Set problem >> Edit the items below by replacing "country-case-count-label" with "case-count-label" wherever it occurs, and reproduce them with nothing else changed.

Entries shown >>

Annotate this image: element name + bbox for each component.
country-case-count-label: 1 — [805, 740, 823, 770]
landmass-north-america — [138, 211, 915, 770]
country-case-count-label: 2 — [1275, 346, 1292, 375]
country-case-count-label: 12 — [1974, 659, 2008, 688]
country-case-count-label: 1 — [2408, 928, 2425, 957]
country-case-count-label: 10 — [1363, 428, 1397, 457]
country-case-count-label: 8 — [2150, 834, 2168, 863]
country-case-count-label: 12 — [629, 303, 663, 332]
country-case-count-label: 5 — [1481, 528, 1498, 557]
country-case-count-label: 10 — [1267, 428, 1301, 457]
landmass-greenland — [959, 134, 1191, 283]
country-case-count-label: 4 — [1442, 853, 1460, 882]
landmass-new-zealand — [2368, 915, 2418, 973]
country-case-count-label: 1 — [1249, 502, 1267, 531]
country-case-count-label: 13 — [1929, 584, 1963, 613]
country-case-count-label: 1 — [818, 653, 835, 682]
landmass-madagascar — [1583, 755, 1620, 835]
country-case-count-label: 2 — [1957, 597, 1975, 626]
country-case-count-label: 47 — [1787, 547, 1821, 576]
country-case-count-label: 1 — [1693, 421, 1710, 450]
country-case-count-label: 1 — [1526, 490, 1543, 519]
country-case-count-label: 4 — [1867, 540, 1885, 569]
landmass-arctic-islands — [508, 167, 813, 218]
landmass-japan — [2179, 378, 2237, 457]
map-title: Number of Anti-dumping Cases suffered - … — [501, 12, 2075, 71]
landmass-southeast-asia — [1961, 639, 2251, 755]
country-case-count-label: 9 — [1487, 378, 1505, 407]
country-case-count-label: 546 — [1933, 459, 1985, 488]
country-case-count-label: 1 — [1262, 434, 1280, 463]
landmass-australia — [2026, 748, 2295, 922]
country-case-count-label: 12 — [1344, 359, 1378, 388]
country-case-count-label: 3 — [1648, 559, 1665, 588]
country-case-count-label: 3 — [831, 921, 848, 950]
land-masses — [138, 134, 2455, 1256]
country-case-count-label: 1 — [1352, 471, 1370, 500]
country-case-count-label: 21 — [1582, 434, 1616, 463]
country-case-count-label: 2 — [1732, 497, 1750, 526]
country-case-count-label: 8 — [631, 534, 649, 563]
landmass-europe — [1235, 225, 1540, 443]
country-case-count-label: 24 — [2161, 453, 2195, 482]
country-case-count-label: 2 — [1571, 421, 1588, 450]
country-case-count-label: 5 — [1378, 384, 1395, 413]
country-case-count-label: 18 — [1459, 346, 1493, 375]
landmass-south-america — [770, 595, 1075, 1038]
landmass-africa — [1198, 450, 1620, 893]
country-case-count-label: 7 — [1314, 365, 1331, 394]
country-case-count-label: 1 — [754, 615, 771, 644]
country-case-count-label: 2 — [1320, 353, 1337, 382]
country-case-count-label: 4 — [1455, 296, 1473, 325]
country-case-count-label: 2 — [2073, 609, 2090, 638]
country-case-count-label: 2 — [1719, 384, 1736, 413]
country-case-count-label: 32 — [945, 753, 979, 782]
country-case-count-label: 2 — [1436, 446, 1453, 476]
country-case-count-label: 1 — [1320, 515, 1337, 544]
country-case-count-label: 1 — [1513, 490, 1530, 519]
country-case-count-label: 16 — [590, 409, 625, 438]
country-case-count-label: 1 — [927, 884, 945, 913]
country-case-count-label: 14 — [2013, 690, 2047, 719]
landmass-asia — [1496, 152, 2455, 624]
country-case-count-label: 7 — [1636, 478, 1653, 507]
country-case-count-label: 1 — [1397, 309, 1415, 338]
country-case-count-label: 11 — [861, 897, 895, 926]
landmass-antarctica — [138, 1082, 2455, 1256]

In response >>
Annotate this image: element name + bbox for each component.
case-count-label: 1 — [805, 740, 823, 770]
landmass-north-america — [138, 211, 915, 770]
case-count-label: 2 — [1275, 346, 1292, 375]
case-count-label: 12 — [1974, 659, 2008, 688]
case-count-label: 1 — [2408, 928, 2425, 957]
case-count-label: 10 — [1363, 428, 1397, 457]
case-count-label: 8 — [2150, 834, 2168, 863]
case-count-label: 12 — [629, 303, 663, 332]
case-count-label: 5 — [1481, 528, 1498, 557]
case-count-label: 10 — [1267, 428, 1301, 457]
landmass-greenland — [959, 134, 1191, 283]
case-count-label: 4 — [1442, 853, 1460, 882]
landmass-new-zealand — [2368, 915, 2418, 973]
case-count-label: 1 — [1249, 502, 1267, 531]
case-count-label: 13 — [1929, 584, 1963, 613]
case-count-label: 1 — [818, 653, 835, 682]
landmass-madagascar — [1583, 755, 1620, 835]
case-count-label: 2 — [1957, 597, 1975, 626]
case-count-label: 47 — [1787, 547, 1821, 576]
case-count-label: 1 — [1693, 421, 1710, 450]
case-count-label: 1 — [1526, 490, 1543, 519]
case-count-label: 4 — [1867, 540, 1885, 569]
landmass-arctic-islands — [508, 167, 813, 218]
landmass-japan — [2179, 378, 2237, 457]
map-title: Number of Anti-dumping Cases suffered - … — [501, 12, 2075, 71]
landmass-southeast-asia — [1961, 639, 2251, 755]
case-count-label: 9 — [1487, 378, 1505, 407]
case-count-label: 546 — [1933, 459, 1985, 488]
case-count-label: 1 — [1262, 434, 1280, 463]
landmass-australia — [2026, 748, 2295, 922]
case-count-label: 12 — [1344, 359, 1378, 388]
case-count-label: 3 — [1648, 559, 1665, 588]
case-count-label: 3 — [831, 921, 848, 950]
land-masses — [138, 134, 2455, 1256]
case-count-label: 1 — [1352, 471, 1370, 500]
case-count-label: 21 — [1582, 434, 1616, 463]
case-count-label: 2 — [1732, 497, 1750, 526]
case-count-label: 8 — [631, 534, 649, 563]
landmass-europe — [1235, 225, 1540, 443]
case-count-label: 24 — [2161, 453, 2195, 482]
case-count-label: 2 — [1571, 421, 1588, 450]
case-count-label: 5 — [1378, 384, 1395, 413]
case-count-label: 18 — [1459, 346, 1493, 375]
landmass-south-america — [770, 595, 1075, 1038]
landmass-africa — [1198, 450, 1620, 893]
case-count-label: 7 — [1314, 365, 1331, 394]
case-count-label: 1 — [754, 615, 771, 644]
case-count-label: 2 — [1320, 353, 1337, 382]
case-count-label: 4 — [1455, 296, 1473, 325]
case-count-label: 2 — [2073, 609, 2090, 638]
case-count-label: 2 — [1719, 384, 1736, 413]
case-count-label: 32 — [945, 753, 979, 782]
case-count-label: 2 — [1436, 446, 1453, 476]
case-count-label: 1 — [1320, 515, 1337, 544]
case-count-label: 1 — [1513, 490, 1530, 519]
case-count-label: 16 — [590, 409, 625, 438]
case-count-label: 1 — [927, 884, 945, 913]
case-count-label: 14 — [2013, 690, 2047, 719]
landmass-asia — [1496, 152, 2455, 624]
case-count-label: 7 — [1636, 478, 1653, 507]
case-count-label: 1 — [1397, 309, 1415, 338]
case-count-label: 11 — [861, 897, 895, 926]
landmass-antarctica — [138, 1082, 2455, 1256]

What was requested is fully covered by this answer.